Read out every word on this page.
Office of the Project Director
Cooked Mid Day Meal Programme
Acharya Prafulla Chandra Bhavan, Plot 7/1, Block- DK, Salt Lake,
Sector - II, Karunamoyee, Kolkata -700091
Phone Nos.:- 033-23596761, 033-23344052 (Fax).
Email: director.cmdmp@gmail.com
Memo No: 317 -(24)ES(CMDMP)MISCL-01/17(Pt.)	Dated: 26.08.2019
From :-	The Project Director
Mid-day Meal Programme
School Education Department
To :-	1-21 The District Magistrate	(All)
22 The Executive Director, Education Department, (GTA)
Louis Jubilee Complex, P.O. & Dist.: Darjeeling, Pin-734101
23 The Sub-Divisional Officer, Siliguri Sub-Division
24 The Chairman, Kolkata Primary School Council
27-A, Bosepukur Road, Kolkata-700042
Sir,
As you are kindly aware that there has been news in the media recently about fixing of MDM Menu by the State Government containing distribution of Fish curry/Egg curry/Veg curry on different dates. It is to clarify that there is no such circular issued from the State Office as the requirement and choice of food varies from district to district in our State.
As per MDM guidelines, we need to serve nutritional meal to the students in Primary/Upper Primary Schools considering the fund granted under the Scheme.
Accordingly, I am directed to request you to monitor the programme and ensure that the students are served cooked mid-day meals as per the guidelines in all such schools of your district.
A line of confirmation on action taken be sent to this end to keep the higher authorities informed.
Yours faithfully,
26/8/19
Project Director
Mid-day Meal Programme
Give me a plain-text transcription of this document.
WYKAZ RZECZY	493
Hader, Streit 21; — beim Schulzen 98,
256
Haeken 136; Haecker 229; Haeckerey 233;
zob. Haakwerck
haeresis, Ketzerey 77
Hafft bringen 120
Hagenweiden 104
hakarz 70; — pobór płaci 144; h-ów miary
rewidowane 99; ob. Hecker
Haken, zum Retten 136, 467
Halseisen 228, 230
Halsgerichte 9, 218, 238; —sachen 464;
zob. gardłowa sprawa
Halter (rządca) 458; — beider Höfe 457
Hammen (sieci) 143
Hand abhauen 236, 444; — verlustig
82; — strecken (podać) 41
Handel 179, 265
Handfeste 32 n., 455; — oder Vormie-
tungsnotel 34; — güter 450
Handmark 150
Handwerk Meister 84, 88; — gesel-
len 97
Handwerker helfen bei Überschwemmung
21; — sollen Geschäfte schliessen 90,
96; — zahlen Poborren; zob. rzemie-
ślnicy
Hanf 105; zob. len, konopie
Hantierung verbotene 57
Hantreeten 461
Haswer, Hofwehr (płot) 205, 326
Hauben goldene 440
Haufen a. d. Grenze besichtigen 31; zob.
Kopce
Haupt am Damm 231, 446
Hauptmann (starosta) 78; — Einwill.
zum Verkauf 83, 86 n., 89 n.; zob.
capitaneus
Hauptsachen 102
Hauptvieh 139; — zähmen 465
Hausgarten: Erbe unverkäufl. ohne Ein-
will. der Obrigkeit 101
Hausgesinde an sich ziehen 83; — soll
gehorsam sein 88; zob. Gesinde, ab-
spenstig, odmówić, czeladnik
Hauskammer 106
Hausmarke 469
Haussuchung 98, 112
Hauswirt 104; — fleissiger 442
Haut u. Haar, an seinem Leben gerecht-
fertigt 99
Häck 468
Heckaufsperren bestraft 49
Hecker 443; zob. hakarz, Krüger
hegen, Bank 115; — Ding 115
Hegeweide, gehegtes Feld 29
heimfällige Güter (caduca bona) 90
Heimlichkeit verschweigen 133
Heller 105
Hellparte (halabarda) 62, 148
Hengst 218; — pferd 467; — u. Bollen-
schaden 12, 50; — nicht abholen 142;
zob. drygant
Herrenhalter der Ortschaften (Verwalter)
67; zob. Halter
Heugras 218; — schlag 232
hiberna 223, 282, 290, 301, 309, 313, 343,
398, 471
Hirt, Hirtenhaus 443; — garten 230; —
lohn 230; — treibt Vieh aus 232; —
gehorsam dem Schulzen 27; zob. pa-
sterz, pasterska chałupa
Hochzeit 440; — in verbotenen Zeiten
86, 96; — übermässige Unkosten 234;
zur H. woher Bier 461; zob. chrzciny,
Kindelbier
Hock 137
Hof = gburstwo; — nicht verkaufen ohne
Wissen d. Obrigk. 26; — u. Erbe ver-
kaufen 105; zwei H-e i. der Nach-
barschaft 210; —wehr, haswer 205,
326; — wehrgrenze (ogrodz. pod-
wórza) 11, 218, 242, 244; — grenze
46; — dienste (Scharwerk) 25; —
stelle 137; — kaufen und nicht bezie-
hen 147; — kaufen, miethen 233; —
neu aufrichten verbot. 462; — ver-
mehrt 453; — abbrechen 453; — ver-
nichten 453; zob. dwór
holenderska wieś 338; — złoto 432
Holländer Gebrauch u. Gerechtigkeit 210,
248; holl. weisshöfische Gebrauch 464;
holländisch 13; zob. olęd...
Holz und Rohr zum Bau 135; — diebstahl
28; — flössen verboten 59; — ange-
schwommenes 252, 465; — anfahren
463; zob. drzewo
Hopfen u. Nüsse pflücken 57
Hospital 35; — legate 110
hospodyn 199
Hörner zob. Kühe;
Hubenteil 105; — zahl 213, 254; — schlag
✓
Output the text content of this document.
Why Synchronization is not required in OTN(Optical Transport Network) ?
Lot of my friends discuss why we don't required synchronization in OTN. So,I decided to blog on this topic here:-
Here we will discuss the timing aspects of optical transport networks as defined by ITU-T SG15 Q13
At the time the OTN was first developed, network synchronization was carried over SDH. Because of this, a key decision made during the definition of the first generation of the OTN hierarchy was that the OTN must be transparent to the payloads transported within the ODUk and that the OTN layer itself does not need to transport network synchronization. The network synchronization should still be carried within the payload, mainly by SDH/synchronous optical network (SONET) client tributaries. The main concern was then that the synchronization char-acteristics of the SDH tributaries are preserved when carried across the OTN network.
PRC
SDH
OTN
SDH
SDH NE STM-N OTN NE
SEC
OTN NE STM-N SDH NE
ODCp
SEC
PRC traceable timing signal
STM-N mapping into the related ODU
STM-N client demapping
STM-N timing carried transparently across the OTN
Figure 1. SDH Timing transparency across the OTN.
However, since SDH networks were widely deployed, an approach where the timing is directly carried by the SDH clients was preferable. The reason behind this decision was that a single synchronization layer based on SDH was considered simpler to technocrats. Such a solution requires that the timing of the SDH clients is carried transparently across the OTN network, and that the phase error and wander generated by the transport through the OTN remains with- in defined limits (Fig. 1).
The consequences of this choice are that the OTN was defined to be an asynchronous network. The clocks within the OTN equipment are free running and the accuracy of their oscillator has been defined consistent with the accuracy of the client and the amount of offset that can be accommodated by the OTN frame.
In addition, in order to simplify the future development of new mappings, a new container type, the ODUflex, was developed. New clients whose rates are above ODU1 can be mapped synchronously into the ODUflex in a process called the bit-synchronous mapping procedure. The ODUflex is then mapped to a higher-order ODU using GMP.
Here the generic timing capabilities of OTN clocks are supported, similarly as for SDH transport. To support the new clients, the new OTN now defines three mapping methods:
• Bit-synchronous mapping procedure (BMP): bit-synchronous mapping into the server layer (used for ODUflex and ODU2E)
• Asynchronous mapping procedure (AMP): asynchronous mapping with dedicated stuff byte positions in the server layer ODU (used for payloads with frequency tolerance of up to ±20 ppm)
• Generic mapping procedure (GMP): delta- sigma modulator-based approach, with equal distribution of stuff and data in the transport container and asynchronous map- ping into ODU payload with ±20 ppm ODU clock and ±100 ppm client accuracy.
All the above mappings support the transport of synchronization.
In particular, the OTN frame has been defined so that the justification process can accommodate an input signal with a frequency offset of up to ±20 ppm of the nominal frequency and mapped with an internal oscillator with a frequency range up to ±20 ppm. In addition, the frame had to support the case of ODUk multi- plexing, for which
※
= Work required =
Retype each record exactly, leaving nothing out.

= Output below =
Read out every word on this page.
Office of the Project Director
Cooked Mid Day Meal Programme
Acharya Prafulla Chandra Bhavan, Plot 7/1, Block- DK, Salt Lake,
Sector - II, Karunamoyee, Kolkata -700091
Phone Nos.:- 033-23596761, 033-23344052 (Fax).
Email: director.cmdmp@gmail.com
Memo No: 317 -(24)ES(CMDMP)MISCL-01/17(Pt.)	Dated: 26.08.2019
From :-	The Project Director
Mid-day Meal Programme
School Education Department
To :-	1-21 The District Magistrate	(All)
22 The Executive Director, Education Department, (GTA)
Louis Jubilee Complex, P.O. & Dist.: Darjeeling, Pin-734101
23 The Sub-Divisional Officer, Siliguri Sub-Division
24 The Chairman, Kolkata Primary School Council
27-A, Bosepukur Road, Kolkata-700042
Sir,
As you are kindly aware that there has been news in the media recently about fixing of MDM Menu by the State Government containing distribution of Fish curry/Egg curry/Veg curry on different dates. It is to clarify that there is no such circular issued from the State Office as the requirement and choice of food varies from district to district in our State.
As per MDM guidelines, we need to serve nutritional meal to the students in Primary/Upper Primary Schools considering the fund granted under the Scheme.
Accordingly, I am directed to request you to monitor the programme and ensure that the students are served cooked mid-day meals as per the guidelines in all such schools of your district.
A line of confirmation on action taken be sent to this end to keep the higher authorities informed.
Yours faithfully,
26/8/19
Project Director
Mid-day Meal Programme
Give me a plain-text transcription of this document.
WYKAZ RZECZY	493
Hader, Streit 21; — beim Schulzen 98,
256
Haeken 136; Haecker 229; Haeckerey 233;
zob. Haakwerck
haeresis, Ketzerey 77
Hafft bringen 120
Hagenweiden 104
hakarz 70; — pobór płaci 144; h-ów miary
rewidowane 99; ob. Hecker
Haken, zum Retten 136, 467
Halseisen 228, 230
Halsgerichte 9, 218, 238; —sachen 464;
zob. gardłowa sprawa
Halter (rządca) 458; — beider Höfe 457
Hammen (sieci) 143
Hand abhauen 236, 444; — verlustig
82; — strecken (podać) 41
Handel 179, 265
Handfeste 32 n., 455; — oder Vormie-
tungsnotel 34; — güter 450
Handmark 150
Handwerk Meister 84, 88; — gesel-
len 97
Handwerker helfen bei Überschwemmung
21; — sollen Geschäfte schliessen 90,
96; — zahlen Poborren; zob. rzemie-
ślnicy
Hanf 105; zob. len, konopie
Hantierung verbotene 57
Hantreeten 461
Haswer, Hofwehr (płot) 205, 326
Hauben goldene 440
Haufen a. d. Grenze besichtigen 31; zob.
Kopce
Haupt am Damm 231, 446
Hauptmann (starosta) 78; — Einwill.
zum Verkauf 83, 86 n., 89 n.; zob.
capitaneus
Hauptsachen 102
Hauptvieh 139; — zähmen 465
Hausgarten: Erbe unverkäufl. ohne Ein-
will. der Obrigkeit 101
Hausgesinde an sich ziehen 83; — soll
gehorsam sein 88; zob. Gesinde, ab-
spenstig, odmówić, czeladnik
Hauskammer 106
Hausmarke 469
Haussuchung 98, 112
Hauswirt 104; — fleissiger 442
Haut u. Haar, an seinem Leben gerecht-
fertigt 99
Häck 468
Heckaufsperren bestraft 49
Hecker 443; zob. hakarz, Krüger
hegen, Bank 115; — Ding 115
Hegeweide, gehegtes Feld 29
heimfällige Güter (caduca bona) 90
Heimlichkeit verschweigen 133
Heller 105
Hellparte (halabarda) 62, 148
Hengst 218; — pferd 467; — u. Bollen-
schaden 12, 50; — nicht abholen 142;
zob. drygant
Herrenhalter der Ortschaften (Verwalter)
67; zob. Halter
Heugras 218; — schlag 232
hiberna 223, 282, 290, 301, 309, 313, 343,
398, 471
Hirt, Hirtenhaus 443; — garten 230; —
lohn 230; — treibt Vieh aus 232; —
gehorsam dem Schulzen 27; zob. pa-
sterz, pasterska chałupa
Hochzeit 440; — in verbotenen Zeiten
86, 96; — übermässige Unkosten 234;
zur H. woher Bier 461; zob. chrzciny,
Kindelbier
Hock 137
Hof = gburstwo; — nicht verkaufen ohne
Wissen d. Obrigk. 26; — u. Erbe ver-
kaufen 105; zwei H-e i. der Nach-
barschaft 210; —wehr, haswer 205,
326; — wehrgrenze (ogrodz. pod-
wórza) 11, 218, 242, 244; — grenze
46; — dienste (Scharwerk) 25; —
stelle 137; — kaufen und nicht bezie-
hen 147; — kaufen, miethen 233; —
neu aufrichten verbot. 462; — ver-
mehrt 453; — abbrechen 453; — ver-
nichten 453; zob. dwór
holenderska wieś 338; — złoto 432
Holländer Gebrauch u. Gerechtigkeit 210,
248; holl. weisshöfische Gebrauch 464;
holländisch 13; zob. olęd...
Holz und Rohr zum Bau 135; — diebstahl
28; — flössen verboten 59; — ange-
schwommenes 252, 465; — anfahren
463; zob. drzewo
Hopfen u. Nüsse pflücken 57
Hospital 35; — legate 110
hospodyn 199
Hörner zob. Kühe;
Hubenteil 105; — zahl 213, 254; — schlag
✓
Output the text content of this document.
Why Synchronization is not required in OTN(Optical Transport Network) ?
Lot of my friends discuss why we don't required synchronization in OTN. So,I decided to blog on this topic here:-
Here we will discuss the timing aspects of optical transport networks as defined by ITU-T SG15 Q13
At the time the OTN was first developed, network synchronization was carried over SDH. Because of this, a key decision made during the definition of the first generation of the OTN hierarchy was that the OTN must be transparent to the payloads transported within the ODUk and that the OTN layer itself does not need to transport network synchronization. The network synchronization should still be carried within the payload, mainly by SDH/synchronous optical network (SONET) client tributaries. The main concern was then that the synchronization char-acteristics of the SDH tributaries are preserved when carried across the OTN network.
PRC
SDH
OTN
SDH
SDH NE STM-N OTN NE
SEC
OTN NE STM-N SDH NE
ODCp
SEC
PRC traceable timing signal
STM-N mapping into the related ODU
STM-N client demapping
STM-N timing carried transparently across the OTN
Figure 1. SDH Timing transparency across the OTN.
However, since SDH networks were widely deployed, an approach where the timing is directly carried by the SDH clients was preferable. The reason behind this decision was that a single synchronization layer based on SDH was considered simpler to technocrats. Such a solution requires that the timing of the SDH clients is carried transparently across the OTN network, and that the phase error and wander generated by the transport through the OTN remains with- in defined limits (Fig. 1).
The consequences of this choice are that the OTN was defined to be an asynchronous network. The clocks within the OTN equipment are free running and the accuracy of their oscillator has been defined consistent with the accuracy of the client and the amount of offset that can be accommodated by the OTN frame.
In addition, in order to simplify the future development of new mappings, a new container type, the ODUflex, was developed. New clients whose rates are above ODU1 can be mapped synchronously into the ODUflex in a process called the bit-synchronous mapping procedure. The ODUflex is then mapped to a higher-order ODU using GMP.
Here the generic timing capabilities of OTN clocks are supported, similarly as for SDH transport. To support the new clients, the new OTN now defines three mapping methods:
• Bit-synchronous mapping procedure (BMP): bit-synchronous mapping into the server layer (used for ODUflex and ODU2E)
• Asynchronous mapping procedure (AMP): asynchronous mapping with dedicated stuff byte positions in the server layer ODU (used for payloads with frequency tolerance of up to ±20 ppm)
• Generic mapping procedure (GMP): delta- sigma modulator-based approach, with equal distribution of stuff and data in the transport container and asynchronous map- ping into ODU payload with ±20 ppm ODU clock and ±100 ppm client accuracy.
All the above mappings support the transport of synchronization.
In particular, the OTN frame has been defined so that the justification process can accommodate an input signal with a frequency offset of up to ±20 ppm of the nominal frequency and mapped with an internal oscillator with a frequency range up to ±20 ppm. In addition, the frame had to support the case of ODUk multi- plexing, for which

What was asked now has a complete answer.